-- begin Working data --
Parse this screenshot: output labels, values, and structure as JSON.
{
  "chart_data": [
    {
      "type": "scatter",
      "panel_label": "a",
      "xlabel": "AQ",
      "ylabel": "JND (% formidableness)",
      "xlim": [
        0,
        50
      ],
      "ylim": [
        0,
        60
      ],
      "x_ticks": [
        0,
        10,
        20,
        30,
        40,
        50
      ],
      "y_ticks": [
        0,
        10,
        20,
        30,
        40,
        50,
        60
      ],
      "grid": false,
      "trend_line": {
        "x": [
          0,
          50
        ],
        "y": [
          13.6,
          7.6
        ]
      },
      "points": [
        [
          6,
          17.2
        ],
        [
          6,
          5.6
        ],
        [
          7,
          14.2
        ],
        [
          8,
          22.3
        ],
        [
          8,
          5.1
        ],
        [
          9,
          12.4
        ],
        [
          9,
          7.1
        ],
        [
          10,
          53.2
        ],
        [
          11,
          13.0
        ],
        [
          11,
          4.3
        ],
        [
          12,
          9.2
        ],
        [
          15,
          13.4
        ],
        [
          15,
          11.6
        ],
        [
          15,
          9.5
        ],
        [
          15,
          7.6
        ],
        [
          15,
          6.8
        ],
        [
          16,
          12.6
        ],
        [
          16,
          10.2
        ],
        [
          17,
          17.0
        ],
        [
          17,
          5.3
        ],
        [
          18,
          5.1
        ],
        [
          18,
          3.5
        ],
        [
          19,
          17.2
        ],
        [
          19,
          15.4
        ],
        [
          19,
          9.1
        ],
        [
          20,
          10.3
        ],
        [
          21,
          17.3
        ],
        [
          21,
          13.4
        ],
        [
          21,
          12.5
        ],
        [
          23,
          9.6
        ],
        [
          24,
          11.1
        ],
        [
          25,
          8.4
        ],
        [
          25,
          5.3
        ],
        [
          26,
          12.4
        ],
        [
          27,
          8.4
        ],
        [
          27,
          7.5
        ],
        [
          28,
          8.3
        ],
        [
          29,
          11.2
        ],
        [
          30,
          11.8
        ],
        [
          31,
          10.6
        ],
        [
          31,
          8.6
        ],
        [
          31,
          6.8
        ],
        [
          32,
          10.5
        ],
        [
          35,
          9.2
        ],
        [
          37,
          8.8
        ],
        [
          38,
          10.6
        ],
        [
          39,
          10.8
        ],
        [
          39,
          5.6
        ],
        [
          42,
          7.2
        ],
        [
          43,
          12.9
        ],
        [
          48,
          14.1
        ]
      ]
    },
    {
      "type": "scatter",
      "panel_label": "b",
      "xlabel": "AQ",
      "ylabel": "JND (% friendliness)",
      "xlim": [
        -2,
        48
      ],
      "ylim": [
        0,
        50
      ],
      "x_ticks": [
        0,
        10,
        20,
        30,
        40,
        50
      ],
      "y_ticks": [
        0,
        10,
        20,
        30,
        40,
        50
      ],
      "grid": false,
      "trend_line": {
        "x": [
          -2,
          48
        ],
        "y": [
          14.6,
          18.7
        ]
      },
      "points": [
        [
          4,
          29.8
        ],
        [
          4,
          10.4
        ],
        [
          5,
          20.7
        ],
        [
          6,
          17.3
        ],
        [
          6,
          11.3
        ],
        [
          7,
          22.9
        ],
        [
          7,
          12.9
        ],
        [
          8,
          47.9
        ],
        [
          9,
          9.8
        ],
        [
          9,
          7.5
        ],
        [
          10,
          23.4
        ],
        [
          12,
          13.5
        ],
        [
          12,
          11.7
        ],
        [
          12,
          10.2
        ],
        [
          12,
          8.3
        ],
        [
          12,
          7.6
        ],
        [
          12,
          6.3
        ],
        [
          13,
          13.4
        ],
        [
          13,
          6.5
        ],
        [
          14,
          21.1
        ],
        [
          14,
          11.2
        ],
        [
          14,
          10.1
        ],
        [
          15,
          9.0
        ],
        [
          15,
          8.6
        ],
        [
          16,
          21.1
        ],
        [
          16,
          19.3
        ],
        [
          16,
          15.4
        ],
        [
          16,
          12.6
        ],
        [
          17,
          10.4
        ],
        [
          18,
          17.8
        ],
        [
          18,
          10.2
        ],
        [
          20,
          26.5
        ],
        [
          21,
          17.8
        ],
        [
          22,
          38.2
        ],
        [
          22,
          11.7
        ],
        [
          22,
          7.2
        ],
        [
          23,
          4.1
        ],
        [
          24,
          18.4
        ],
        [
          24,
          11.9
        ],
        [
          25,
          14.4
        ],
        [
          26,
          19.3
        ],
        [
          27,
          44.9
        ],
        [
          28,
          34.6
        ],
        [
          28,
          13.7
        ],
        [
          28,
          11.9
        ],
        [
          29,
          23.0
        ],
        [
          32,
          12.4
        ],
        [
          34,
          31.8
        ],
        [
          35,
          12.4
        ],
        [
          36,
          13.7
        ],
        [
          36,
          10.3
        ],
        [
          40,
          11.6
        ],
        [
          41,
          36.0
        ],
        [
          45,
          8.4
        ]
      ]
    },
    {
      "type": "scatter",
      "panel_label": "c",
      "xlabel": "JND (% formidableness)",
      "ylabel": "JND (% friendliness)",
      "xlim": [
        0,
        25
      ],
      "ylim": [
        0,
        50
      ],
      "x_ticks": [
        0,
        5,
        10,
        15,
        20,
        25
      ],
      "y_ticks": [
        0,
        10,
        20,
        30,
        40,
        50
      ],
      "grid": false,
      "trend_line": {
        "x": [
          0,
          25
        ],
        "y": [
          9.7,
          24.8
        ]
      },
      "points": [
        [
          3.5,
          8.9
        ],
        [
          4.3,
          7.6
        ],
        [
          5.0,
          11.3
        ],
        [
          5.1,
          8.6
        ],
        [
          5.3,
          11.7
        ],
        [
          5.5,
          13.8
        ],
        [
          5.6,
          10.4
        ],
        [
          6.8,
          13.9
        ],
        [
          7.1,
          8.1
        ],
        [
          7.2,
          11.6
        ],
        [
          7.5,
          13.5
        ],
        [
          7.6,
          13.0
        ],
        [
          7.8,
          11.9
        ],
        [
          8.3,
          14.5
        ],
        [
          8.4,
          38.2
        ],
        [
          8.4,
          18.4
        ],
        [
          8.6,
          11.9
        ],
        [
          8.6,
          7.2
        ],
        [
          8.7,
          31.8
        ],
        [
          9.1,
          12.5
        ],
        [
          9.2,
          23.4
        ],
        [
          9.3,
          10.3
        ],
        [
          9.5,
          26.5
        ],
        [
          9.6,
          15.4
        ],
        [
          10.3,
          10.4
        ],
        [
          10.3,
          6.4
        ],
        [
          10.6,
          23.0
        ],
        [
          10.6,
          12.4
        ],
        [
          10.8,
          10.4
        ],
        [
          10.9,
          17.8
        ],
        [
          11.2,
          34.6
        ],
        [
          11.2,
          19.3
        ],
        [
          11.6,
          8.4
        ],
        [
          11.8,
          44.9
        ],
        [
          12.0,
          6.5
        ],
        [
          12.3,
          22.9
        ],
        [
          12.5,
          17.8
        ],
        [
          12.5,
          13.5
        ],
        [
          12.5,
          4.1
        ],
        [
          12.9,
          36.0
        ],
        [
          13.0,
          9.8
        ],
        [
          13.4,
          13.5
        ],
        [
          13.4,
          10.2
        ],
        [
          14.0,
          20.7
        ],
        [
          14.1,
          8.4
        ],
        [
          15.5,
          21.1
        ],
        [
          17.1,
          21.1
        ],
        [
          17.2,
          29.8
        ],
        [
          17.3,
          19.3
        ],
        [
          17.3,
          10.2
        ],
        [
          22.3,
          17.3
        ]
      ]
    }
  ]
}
-- end Working data --
▶ Aim of the exercise: List the lines of the entries that include "formidableness".

▶ Output of the task:
      "ylabel": "JND (% formidableness)",
      "xlabel": "JND (% formidableness)",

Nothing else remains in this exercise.